━━━ The input ━━━
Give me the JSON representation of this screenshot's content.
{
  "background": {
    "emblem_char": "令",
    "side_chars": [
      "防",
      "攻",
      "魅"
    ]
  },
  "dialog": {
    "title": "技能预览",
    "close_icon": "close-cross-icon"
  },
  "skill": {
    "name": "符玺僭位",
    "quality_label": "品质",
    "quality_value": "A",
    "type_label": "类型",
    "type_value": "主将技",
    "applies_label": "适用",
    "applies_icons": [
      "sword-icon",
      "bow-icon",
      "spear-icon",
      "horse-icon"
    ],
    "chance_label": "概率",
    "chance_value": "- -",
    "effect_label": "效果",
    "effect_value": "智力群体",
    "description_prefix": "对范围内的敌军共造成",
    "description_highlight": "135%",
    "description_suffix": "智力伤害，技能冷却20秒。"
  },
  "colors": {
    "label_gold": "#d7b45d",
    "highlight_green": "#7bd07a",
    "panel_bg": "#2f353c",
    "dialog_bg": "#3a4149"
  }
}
━━━
Set down all of the entries exactly, please.

- _Result for this exercise_:
Give me the JSON representation of this screenshot's content.
{
  "background": {
    "emblem_char": "令",
    "side_chars": [
      "防",
      "攻",
      "魅"
    ]
  },
  "dialog": {
    "title": "技能预览",
    "close_icon": "close-cross-icon"
  },
  "skill": {
    "name": "符玺僭位",
    "quality_label": "品质",
    "quality_value": "A",
    "type_label": "类型",
    "type_value": "主将技",
    "applies_label": "适用",
    "applies_icons": [
      "sword-icon",
      "bow-icon",
      "spear-icon",
      "horse-icon"
    ],
    "chance_label": "概率",
    "chance_value": "- -",
    "effect_label": "效果",
    "effect_value": "智力群体",
    "description_prefix": "对范围内的敌军共造成",
    "description_highlight": "135%",
    "description_suffix": "智力伤害，技能冷却20秒。"
  },
  "colors": {
    "label_gold": "#d7b45d",
    "highlight_green": "#7bd07a",
    "panel_bg": "#2f353c",
    "dialog_bg": "#3a4149"
  }
}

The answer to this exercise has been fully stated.